| 読解用抜粋 |
━━━━━━━━━━
青の

機動戦士ガンダムの青ののレビュー・感想・評価

機動戦士ガンダム(1981年製作の映画)
4.0
【初めて見るなら..】

「ガンダム見たいけど、シリーズ多過ぎてわけわからん」って方は多いと思う。
ネット上でも『見る順番』を検索すれば、諸説な見方が幾つも有り、さらにわけわからん。
しかし、なんやかんや言って手っ取り早いのは『公開順』だ。

【1979年放映されたTVシリーズ全43話】
(ファーストガンダム、無印ガンダム、1年戦争、などと呼ばれる)

これが全ての始まり。
とにかくこの43話がガンダムサーガの1ページ目だ。
これさえ押さえれば、以降の理解はスムーズだ。


だがしかし、しかしだ…
絵がキツイっす…( ´Д`)


そう、なんせ時代が時代である。
CGやらデジタルペイントやらあるわけもなく、全て筆でペタペタとセルを1枚1枚塗っていた時代。
爆破シーンやバトルシーンも、ほぼ毎回使い回し。
人手不足と放送日に追われる中での労苦の現れ。
予算の都合で端折れるものは端折り、妥協の末作画も不慣れな海外スタジオに外注するなど、いわゆる「作画崩壊」のオンパレード。
そんなものを25分×43話はかなり過酷な修行である。

なので、オススメなのが今作『劇場版』である。
その全43話を再編集、3部作で公開したものだ。

1 『機動戦士ガンダム 』
2 『機動戦士ガンダムⅡ 哀・戦士編』
3 『機動戦士ガンダムⅢ めぐりあい宇宙編』

それでも1〜2まではTVシリーズの切り貼りなので、作画的にキツイのは否めない(BGMが突然ブチっと途切れたり笑)。

3に関しては7割程度、劇場用にリメイクされているので、まだマシかもしれない。と言うか格段に美しくなっている(当時としては)。
特にアムロとララア、対決と邂逅のシーンは鳥肌もの。

とは言え『全ての始まり』をちゃんと履修したい人には、越えねばならぬ義務教育課程。
これを越えた先にガノタへの新たな世界が待っていると言うもの。
謎に上から目線な言い方かもしれないが、「ちゃんと理解したい」ならば止む無しなのかもしれない。





【事前に分かっておくと便利メモ】

『宇宙世紀』
リアルで現代を西暦2023年〜と呼んでいるが、その西暦が終わった時代からガンダムの世界は始まる。
━━━━━━━━━━
| 記録データ |
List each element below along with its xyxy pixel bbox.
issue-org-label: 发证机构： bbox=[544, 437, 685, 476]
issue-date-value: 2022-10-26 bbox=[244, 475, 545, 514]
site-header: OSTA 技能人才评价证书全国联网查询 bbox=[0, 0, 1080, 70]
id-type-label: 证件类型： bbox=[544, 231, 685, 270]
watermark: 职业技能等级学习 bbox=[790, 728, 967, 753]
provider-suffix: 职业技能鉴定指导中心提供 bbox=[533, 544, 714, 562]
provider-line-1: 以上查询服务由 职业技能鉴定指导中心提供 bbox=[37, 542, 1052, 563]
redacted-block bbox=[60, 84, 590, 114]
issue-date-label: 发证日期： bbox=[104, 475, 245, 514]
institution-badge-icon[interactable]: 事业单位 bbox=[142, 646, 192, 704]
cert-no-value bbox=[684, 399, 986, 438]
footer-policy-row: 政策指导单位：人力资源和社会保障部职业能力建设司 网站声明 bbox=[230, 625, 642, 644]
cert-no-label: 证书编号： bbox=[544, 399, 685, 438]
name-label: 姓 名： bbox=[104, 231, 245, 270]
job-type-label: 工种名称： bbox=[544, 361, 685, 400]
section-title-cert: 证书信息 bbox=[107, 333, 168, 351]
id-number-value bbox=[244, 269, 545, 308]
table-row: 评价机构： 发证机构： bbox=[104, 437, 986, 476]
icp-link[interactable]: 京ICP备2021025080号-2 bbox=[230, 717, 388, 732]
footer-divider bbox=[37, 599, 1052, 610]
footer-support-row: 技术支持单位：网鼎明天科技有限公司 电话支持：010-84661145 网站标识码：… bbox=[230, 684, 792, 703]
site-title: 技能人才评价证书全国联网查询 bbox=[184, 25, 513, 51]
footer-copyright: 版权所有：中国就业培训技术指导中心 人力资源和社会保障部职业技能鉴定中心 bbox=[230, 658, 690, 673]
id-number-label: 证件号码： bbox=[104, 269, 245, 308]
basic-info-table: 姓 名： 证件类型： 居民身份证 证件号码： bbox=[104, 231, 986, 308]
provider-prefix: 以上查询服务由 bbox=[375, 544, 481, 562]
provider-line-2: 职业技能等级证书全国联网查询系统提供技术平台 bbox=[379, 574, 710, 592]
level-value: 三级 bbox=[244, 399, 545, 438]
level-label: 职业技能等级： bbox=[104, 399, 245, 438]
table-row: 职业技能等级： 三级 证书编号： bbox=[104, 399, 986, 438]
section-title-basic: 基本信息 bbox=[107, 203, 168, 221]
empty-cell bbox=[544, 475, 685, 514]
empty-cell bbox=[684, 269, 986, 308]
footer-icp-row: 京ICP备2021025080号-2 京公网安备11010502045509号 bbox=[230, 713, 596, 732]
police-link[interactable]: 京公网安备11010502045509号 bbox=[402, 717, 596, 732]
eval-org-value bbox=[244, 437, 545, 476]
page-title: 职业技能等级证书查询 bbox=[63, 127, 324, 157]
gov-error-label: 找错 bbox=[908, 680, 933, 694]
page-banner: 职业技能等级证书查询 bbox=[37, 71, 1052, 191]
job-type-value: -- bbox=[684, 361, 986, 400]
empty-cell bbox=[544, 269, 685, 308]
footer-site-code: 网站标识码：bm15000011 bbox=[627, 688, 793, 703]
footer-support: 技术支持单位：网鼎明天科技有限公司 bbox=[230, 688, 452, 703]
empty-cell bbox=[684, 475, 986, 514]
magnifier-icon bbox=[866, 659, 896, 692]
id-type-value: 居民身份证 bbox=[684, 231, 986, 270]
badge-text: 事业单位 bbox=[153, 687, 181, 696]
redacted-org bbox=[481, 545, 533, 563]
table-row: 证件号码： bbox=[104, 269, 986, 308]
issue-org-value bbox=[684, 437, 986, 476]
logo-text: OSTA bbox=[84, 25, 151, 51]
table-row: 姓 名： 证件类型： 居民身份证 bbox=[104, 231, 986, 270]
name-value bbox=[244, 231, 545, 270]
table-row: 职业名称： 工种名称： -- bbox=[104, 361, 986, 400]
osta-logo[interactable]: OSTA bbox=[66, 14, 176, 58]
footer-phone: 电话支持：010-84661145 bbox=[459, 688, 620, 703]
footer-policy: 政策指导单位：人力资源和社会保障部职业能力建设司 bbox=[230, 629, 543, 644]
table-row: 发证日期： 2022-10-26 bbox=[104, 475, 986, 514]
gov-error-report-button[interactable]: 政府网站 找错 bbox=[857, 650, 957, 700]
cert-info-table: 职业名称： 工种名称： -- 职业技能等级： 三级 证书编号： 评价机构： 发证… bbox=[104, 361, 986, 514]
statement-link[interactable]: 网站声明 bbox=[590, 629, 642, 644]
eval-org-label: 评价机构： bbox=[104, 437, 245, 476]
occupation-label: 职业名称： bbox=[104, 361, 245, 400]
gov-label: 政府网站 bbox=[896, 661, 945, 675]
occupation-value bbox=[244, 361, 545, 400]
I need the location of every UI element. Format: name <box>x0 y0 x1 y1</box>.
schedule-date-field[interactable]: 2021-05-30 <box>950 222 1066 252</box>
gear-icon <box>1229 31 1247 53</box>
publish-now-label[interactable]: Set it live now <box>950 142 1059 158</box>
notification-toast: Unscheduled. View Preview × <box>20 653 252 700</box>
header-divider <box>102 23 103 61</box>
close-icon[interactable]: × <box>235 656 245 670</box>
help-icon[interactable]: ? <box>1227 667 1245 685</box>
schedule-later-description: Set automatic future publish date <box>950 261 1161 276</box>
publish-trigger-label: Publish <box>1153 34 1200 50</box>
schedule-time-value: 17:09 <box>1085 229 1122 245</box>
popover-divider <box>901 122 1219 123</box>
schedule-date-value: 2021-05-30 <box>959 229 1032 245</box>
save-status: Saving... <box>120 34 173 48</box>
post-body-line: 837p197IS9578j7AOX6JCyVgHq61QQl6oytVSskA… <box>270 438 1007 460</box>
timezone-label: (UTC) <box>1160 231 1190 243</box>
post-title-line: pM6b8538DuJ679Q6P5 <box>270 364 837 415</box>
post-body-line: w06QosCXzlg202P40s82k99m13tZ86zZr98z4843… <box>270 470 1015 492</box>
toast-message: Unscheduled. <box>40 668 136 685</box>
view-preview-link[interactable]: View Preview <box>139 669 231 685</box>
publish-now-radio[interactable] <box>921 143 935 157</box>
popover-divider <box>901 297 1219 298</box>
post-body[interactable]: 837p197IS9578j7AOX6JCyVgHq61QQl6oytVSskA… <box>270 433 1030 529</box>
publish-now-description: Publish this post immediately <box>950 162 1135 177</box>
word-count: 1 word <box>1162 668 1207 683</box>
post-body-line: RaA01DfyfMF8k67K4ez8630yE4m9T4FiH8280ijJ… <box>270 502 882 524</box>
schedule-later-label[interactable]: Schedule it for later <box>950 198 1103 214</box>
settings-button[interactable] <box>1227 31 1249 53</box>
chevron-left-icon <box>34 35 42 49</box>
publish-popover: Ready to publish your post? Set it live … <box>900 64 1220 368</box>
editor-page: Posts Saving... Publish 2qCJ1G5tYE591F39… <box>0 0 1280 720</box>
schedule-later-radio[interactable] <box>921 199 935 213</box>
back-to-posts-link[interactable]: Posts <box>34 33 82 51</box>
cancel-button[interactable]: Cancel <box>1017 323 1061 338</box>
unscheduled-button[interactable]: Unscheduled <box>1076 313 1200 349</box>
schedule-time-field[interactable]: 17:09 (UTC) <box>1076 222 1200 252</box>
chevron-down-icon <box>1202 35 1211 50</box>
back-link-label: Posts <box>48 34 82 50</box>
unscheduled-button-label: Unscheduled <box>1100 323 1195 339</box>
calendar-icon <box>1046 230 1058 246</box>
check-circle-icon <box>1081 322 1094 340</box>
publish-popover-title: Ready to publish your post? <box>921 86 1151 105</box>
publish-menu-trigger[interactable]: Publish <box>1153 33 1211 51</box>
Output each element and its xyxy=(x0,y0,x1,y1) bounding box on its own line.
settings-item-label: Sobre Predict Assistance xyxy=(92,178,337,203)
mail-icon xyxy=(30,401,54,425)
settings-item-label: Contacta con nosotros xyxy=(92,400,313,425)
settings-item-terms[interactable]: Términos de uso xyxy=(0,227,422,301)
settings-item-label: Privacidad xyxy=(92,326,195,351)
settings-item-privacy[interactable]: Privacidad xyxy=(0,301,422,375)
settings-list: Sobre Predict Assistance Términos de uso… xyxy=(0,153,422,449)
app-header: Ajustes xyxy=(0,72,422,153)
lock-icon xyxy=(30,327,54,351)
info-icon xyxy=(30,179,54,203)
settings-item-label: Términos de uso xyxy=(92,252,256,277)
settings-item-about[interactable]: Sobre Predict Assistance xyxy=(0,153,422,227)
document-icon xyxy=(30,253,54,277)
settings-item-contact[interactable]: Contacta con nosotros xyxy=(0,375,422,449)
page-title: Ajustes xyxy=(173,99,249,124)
━━━━━━━━━━
| 必要な作業 |
a. ガンダムのレビューによると、1979年に放映されたTVシリーズは全部で何話ありますか。
b. ガンダムのレビューの「だがしかし、しかしだ…」から「ど、いわゆる「作画崩壊」のオンパレード。」までを、一字一句変えずに書き写してください。
c. ガンダムのレビューで「そう、なんせ時代が時代である。」で始まる段落を、主な事実を残して箇条書きにまとめてください。

| 回答一覧 |
a. 全43話です。

b.
だがしかし、しかしだ…
絵がキツイっす…( ´Д`)


そう、なんせ時代が時代である。
CGやらデジタルペイントやらあるわけもなく、全て筆でペタペタとセルを1枚1枚塗っていた時代。
爆破シーンやバトルシーンも、ほぼ毎回使い回し。
人手不足と放送日に追われる中での労苦の現れ。
予算の都合で端折れるものは端折り、妥協の末作画も不慣れな海外スタジオに外注するなど、いわゆる「作画崩壊」のオンパレード。

c.
- 当時はCGやデジタルペイントがなく、筆で1枚ずつ塗って作っていた。
- 爆破シーンやバトルシーンは、ほぼ毎回使い回しだった。
- 人手不足と放送日に追われ、予算の都合で省けるものは省かれた。
- 作画を不慣れな海外スタジオに外注するなどして、「作画崩壊」が続出した。
- そうした作品を25分×43話見るのは、かなり過酷な修行である。